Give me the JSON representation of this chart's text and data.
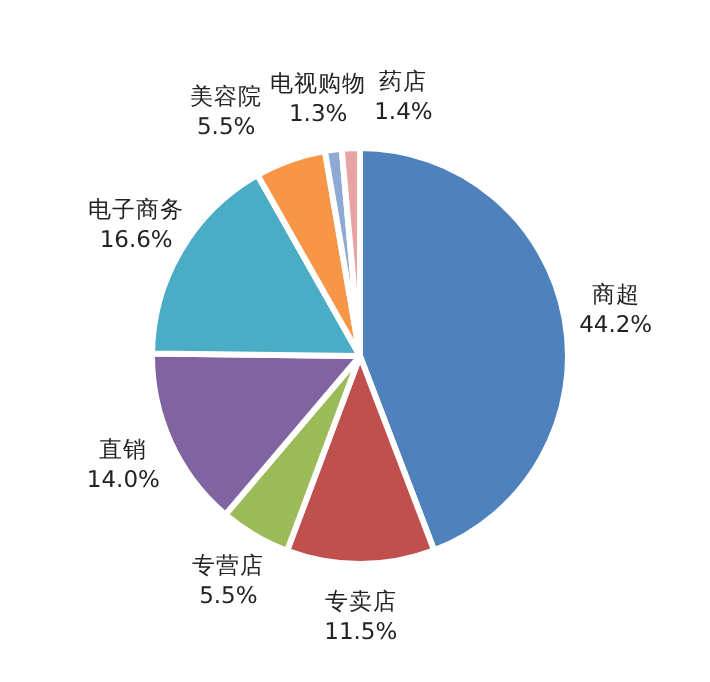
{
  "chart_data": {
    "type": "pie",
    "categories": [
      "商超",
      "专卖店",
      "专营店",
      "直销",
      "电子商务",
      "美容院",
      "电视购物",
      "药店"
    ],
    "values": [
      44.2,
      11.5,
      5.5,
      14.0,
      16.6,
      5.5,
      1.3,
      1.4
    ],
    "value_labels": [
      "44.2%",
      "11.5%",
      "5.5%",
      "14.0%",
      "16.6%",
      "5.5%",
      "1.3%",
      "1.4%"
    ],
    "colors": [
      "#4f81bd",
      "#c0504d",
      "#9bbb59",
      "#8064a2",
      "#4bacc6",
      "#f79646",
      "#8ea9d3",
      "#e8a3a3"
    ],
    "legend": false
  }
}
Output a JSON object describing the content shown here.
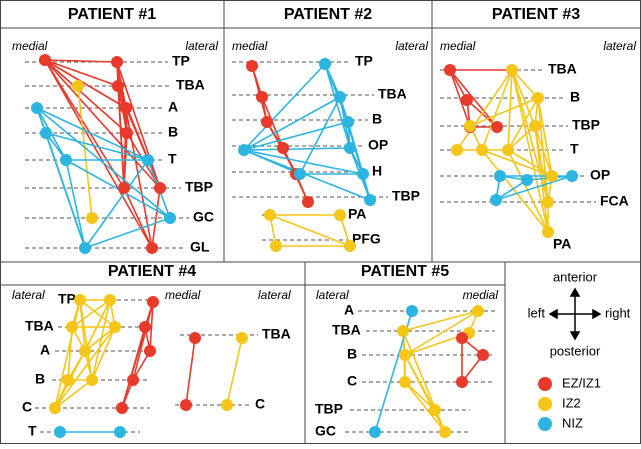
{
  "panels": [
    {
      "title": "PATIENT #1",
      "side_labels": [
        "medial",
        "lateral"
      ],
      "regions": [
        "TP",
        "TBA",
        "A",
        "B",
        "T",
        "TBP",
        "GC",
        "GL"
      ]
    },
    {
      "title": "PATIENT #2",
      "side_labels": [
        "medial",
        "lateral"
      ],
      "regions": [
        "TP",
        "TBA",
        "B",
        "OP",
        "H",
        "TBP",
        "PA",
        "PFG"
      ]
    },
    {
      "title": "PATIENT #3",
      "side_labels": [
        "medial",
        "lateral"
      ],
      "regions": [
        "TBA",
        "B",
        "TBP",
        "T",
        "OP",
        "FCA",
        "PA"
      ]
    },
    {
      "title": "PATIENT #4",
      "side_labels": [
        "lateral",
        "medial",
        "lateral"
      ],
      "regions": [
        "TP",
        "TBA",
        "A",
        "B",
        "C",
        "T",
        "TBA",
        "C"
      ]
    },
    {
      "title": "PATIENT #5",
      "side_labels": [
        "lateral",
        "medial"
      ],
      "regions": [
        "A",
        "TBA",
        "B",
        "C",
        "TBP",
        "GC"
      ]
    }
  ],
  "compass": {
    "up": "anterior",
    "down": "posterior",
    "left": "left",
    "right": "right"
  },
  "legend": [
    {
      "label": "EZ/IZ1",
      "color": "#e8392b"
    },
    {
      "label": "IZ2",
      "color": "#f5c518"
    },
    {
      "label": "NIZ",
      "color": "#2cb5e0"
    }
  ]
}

-------

# [GIVEN EXERCISE]
Return the whole listing, word for word, and leave out every picture.

# [RESULT OF THE EXERCISE]
Give me the JSON representation of this chart's text and data.
{
  "chart_data": {
    "type": "pie",
    "categories": [
      "商超",
      "专卖店",
      "专营店",
      "直销",
      "电子商务",
      "美容院",
      "电视购物",
      "药店"
    ],
    "values": [
      44.2,
      11.5,
      5.5,
      14.0,
      16.6,
      5.5,
      1.3,
      1.4
    ],
    "value_labels": [
      "44.2%",
      "11.5%",
      "5.5%",
      "14.0%",
      "16.6%",
      "5.5%",
      "1.3%",
      "1.4%"
    ],
    "colors": [
      "#4f81bd",
      "#c0504d",
      "#9bbb59",
      "#8064a2",
      "#4bacc6",
      "#f79646",
      "#8ea9d3",
      "#e8a3a3"
    ],
    "legend": false
  }
}
Output a JSON object describing the content shown here.
{
  "panels": [
    {
      "title": "PATIENT #1",
      "side_labels": [
        "medial",
        "lateral"
      ],
      "regions": [
        "TP",
        "TBA",
        "A",
        "B",
        "T",
        "TBP",
        "GC",
        "GL"
      ]
    },
    {
      "title": "PATIENT #2",
      "side_labels": [
        "medial",
        "lateral"
      ],
      "regions": [
        "TP",
        "TBA",
        "B",
        "OP",
        "H",
        "TBP",
        "PA",
        "PFG"
      ]
    },
    {
      "title": "PATIENT #3",
      "side_labels": [
        "medial",
        "lateral"
      ],
      "regions": [
        "TBA",
        "B",
        "TBP",
        "T",
        "OP",
        "FCA",
        "PA"
      ]
    },
    {
      "title": "PATIENT #4",
      "side_labels": [
        "lateral",
        "medial",
        "lateral"
      ],
      "regions": [
        "TP",
        "TBA",
        "A",
        "B",
        "C",
        "T",
        "TBA",
        "C"
      ]
    },
    {
      "title": "PATIENT #5",
      "side_labels": [
        "lateral",
        "medial"
      ],
      "regions": [
        "A",
        "TBA",
        "B",
        "C",
        "TBP",
        "GC"
      ]
    }
  ],
  "compass": {
    "up": "anterior",
    "down": "posterior",
    "left": "left",
    "right": "right"
  },
  "legend": [
    {
      "label": "EZ/IZ1",
      "color": "#e8392b"
    },
    {
      "label": "IZ2",
      "color": "#f5c518"
    },
    {
      "label": "NIZ",
      "color": "#2cb5e0"
    }
  ]
}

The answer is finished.